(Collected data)
##########

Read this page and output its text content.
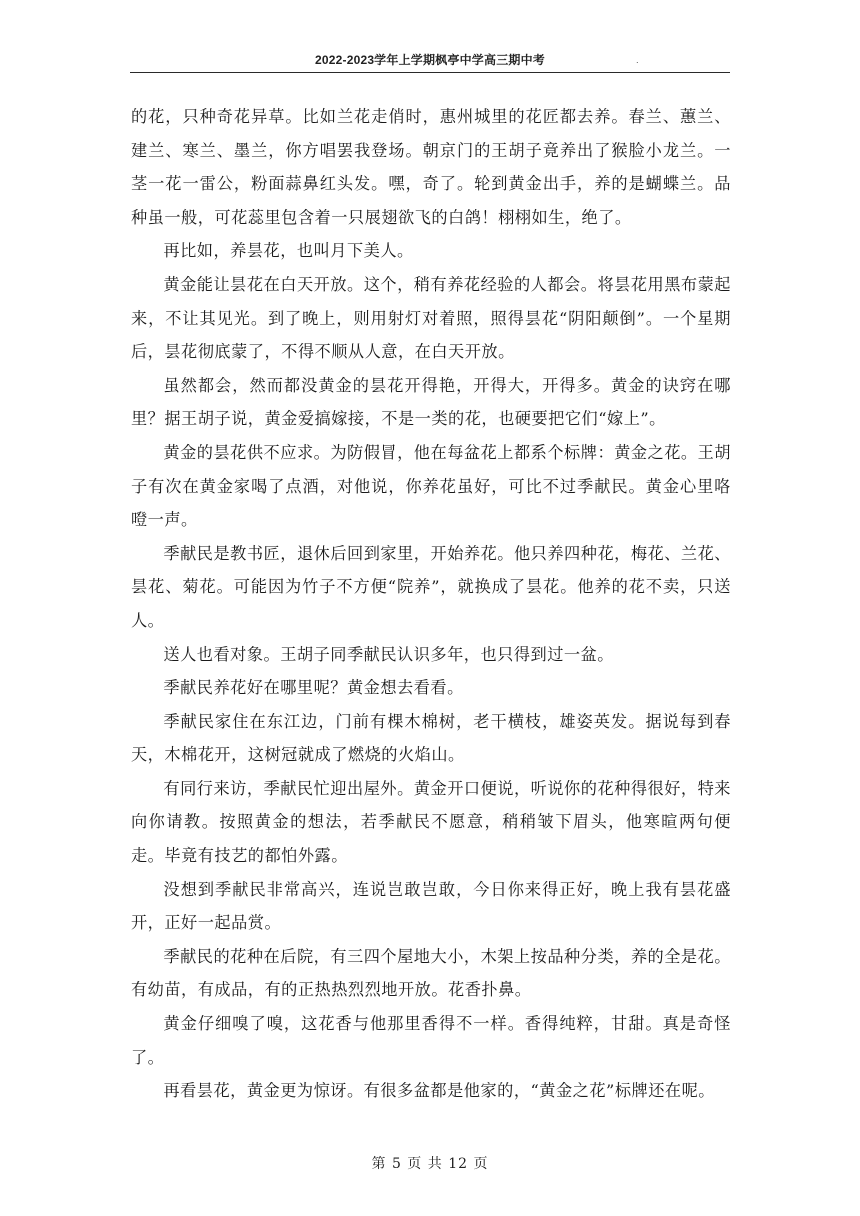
2022-2023学年上学期枫亭中学高三期中考	.

的花，只种奇花异草。比如兰花走俏时，惠州城里的花匠都去养。春兰、蕙兰、建兰、寒兰、墨兰，你方唱罢我登场。朝京门的王胡子竟养出了猴脸小龙兰。一茎一花一雷公，粉面蒜鼻红头发。嘿，奇了。轮到黄金出手，养的是蝴蝶兰。品种虽一般，可花蕊里包含着一只展翅欲飞的白鸽！栩栩如生，绝了。

再比如，养昙花，也叫月下美人。

黄金能让昙花在白天开放。这个，稍有养花经验的人都会。将昙花用黑布蒙起来，不让其见光。到了晚上，则用射灯对着照，照得昙花“阴阳颠倒”。一个星期后，昙花彻底蒙了，不得不顺从人意，在白天开放。

虽然都会，然而都没黄金的昙花开得艳，开得大，开得多。黄金的诀窍在哪里？据王胡子说，黄金爱搞嫁接，不是一类的花，也硬要把它们“嫁上”。

黄金的昙花供不应求。为防假冒，他在每盆花上都系个标牌：黄金之花。王胡子有次在黄金家喝了点酒，对他说，你养花虽好，可比不过季献民。黄金心里咯噔一声。

季献民是教书匠，退休后回到家里，开始养花。他只养四种花，梅花、兰花、昙花、菊花。可能因为竹子不方便“院养”，就换成了昙花。他养的花不卖，只送人。

送人也看对象。王胡子同季献民认识多年，也只得到过一盆。

季献民养花好在哪里呢？黄金想去看看。

季献民家住在东江边，门前有棵木棉树，老干横枝，雄姿英发。据说每到春天，木棉花开，这树冠就成了燃烧的火焰山。

有同行来访，季献民忙迎出屋外。黄金开口便说，听说你的花种得很好，特来向你请教。按照黄金的想法，若季献民不愿意，稍稍皱下眉头，他寒暄两句便走。毕竟有技艺的都怕外露。

没想到季献民非常高兴，连说岂敢岂敢，今日你来得正好，晚上我有昙花盛开，正好一起品赏。

季献民的花种在后院，有三四个屋地大小，木架上按品种分类，养的全是花。有幼苗，有成品，有的正热热烈烈地开放。花香扑鼻。

黄金仔细嗅了嗅，这花香与他那里香得不一样。香得纯粹，甘甜。真是奇怪了。

再看昙花，黄金更为惊讶。有很多盆都是他家的，“黄金之花”标牌还在呢。

第 5 页 共 12 页
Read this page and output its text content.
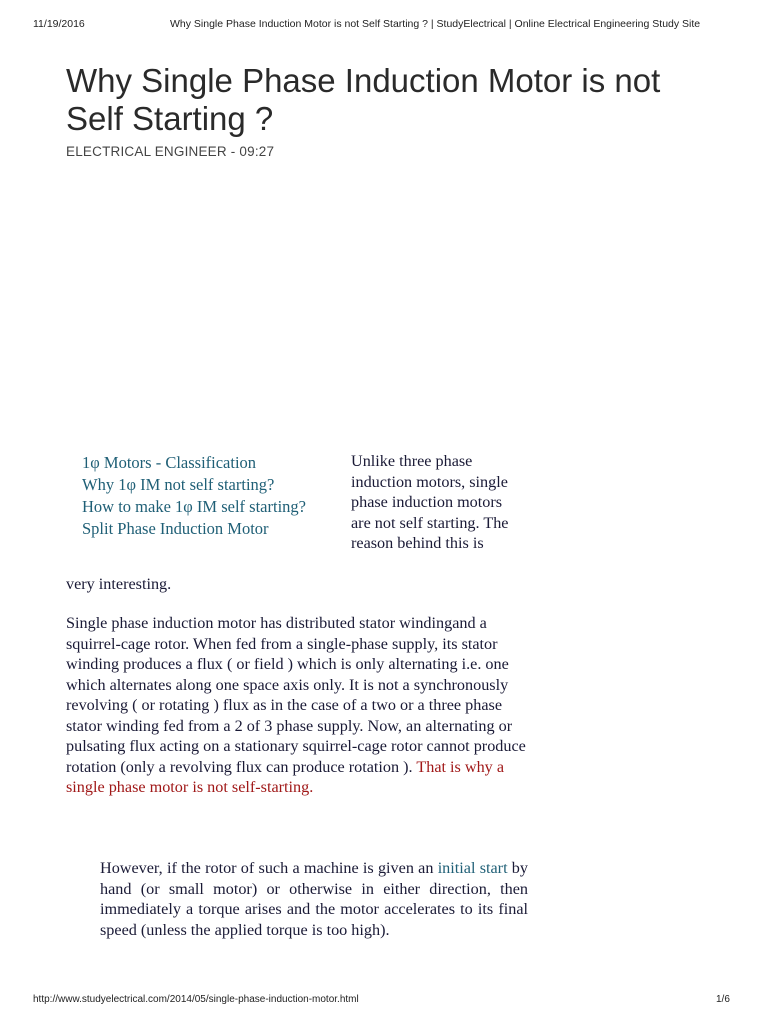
11/19/2016	Why Single Phase Induction Motor is not Self Starting ? | StudyElectrical | Online Electrical Engineering Study Site
Why Single Phase Induction Motor is not Self Starting ?
ELECTRICAL ENGINEER - 09:27
1φ Motors - Classification
Why 1φ IM not self starting?
How to make 1φ IM self starting?
Split Phase Induction Motor
Unlike three phase induction motors, single phase induction motors are not self starting. The reason behind this is
very interesting.

Single phase induction motor has distributed stator windingand a squirrel-cage rotor. When fed from a single-phase supply, its stator winding produces a flux ( or field ) which is only alternating i.e. one which alternates along one space axis only. It is not a synchronously revolving ( or rotating ) flux as in the case of a two or a three phase stator winding fed from a 2 of 3 phase supply. Now, an alternating or pulsating flux acting on a stationary squirrel-cage rotor cannot produce rotation (only a revolving flux can produce rotation ). That is why a single phase motor is not self-starting.

However, if the rotor of such a machine is given an initial start by hand (or small motor) or otherwise in either direction, then immediately a torque arises and the motor accelerates to its final speed (unless the applied torque is too high).

http://www.studyelectrical.com/2014/05/single-phase-induction-motor.html	1/6
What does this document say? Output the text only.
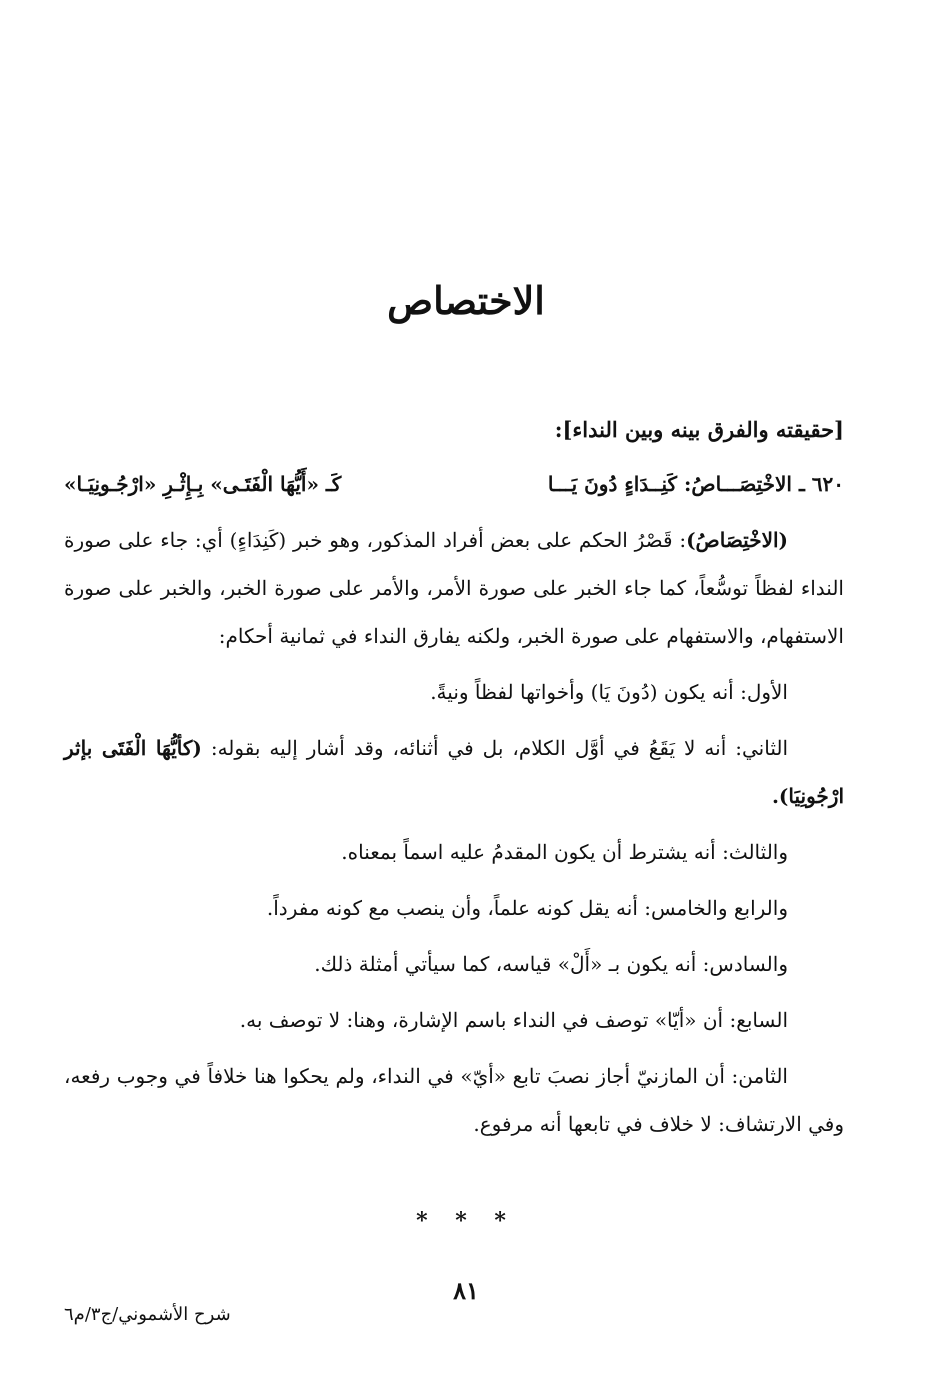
الاختصاص

[حقيقته والفرق بينه وبين النداء]:

٦٢٠ ـ الاخْتِصَـــاصُ: كَنِــدَاءٍ دُونَ يَـــا
كَـ «أَيُّهَا الْفَتَـى» بِـإِثْـرِ «ارْجُـونِيَـا»

(الاخْتِصَاصُ): قَصْرُ الحكم على بعض أفراد المذكور، وهو خبر (كَنِدَاءٍ) أي: جاء على صورة النداء لفظاً توسُّعاً، كما جاء الخبر على صورة الأمر، والأمر على صورة الخبر، والخبر على صورة الاستفهام، والاستفهام على صورة الخبر، ولكنه يفارق النداء في ثمانية أحكام:

الأول: أنه يكون (دُونَ يَا) وأخواتها لفظاً ونيةً.

الثاني: أنه لا يَقَعُ في أوَّل الكلام، بل في أثنائه، وقد أشار إليه بقوله: (كأيُّهَا الْفَتَى بإثر ارْجُونِيَا).

والثالث: أنه يشترط أن يكون المقدمُ عليه اسماً بمعناه.

والرابع والخامس: أنه يقل كونه علماً، وأن ينصب مع كونه مفرداً.

والسادس: أنه يكون بـ «أَلْ» قياسه، كما سيأتي أمثلة ذلك.

السابع: أن «أيّا» توصف في النداء باسم الإشارة، وهنا: لا توصف به.

الثامن: أن المازنيّ أجاز نصبَ تابع «أيّ» في النداء، ولم يحكوا هنا خلافاً في وجوب رفعه، وفي الارتشاف: لا خلاف في تابعها أنه مرفوع.

* * *
٨١
شرح الأشموني/ج٣/م٦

##########

Exercise directions ▸
Starting with the line that holds "What does this", repeat exactly every line through the end of the material above, both ends included, without the pictures.

Result for this exercise ▸
What does this document say? Output the text only.
الاختصاص

[حقيقته والفرق بينه وبين النداء]:

٦٢٠ ـ الاخْتِصَـــاصُ: كَنِــدَاءٍ دُونَ يَـــا
كَـ «أَيُّهَا الْفَتَـى» بِـإِثْـرِ «ارْجُـونِيَـا»

(الاخْتِصَاصُ): قَصْرُ الحكم على بعض أفراد المذكور، وهو خبر (كَنِدَاءٍ) أي: جاء على صورة النداء لفظاً توسُّعاً، كما جاء الخبر على صورة الأمر، والأمر على صورة الخبر، والخبر على صورة الاستفهام، والاستفهام على صورة الخبر، ولكنه يفارق النداء في ثمانية أحكام:

الأول: أنه يكون (دُونَ يَا) وأخواتها لفظاً ونيةً.

الثاني: أنه لا يَقَعُ في أوَّل الكلام، بل في أثنائه، وقد أشار إليه بقوله: (كأيُّهَا الْفَتَى بإثر ارْجُونِيَا).

والثالث: أنه يشترط أن يكون المقدمُ عليه اسماً بمعناه.

والرابع والخامس: أنه يقل كونه علماً، وأن ينصب مع كونه مفرداً.

والسادس: أنه يكون بـ «أَلْ» قياسه، كما سيأتي أمثلة ذلك.

السابع: أن «أيّا» توصف في النداء باسم الإشارة، وهنا: لا توصف به.

الثامن: أن المازنيّ أجاز نصبَ تابع «أيّ» في النداء، ولم يحكوا هنا خلافاً في وجوب رفعه، وفي الارتشاف: لا خلاف في تابعها أنه مرفوع.

* * *
٨١
شرح الأشموني/ج٣/م٦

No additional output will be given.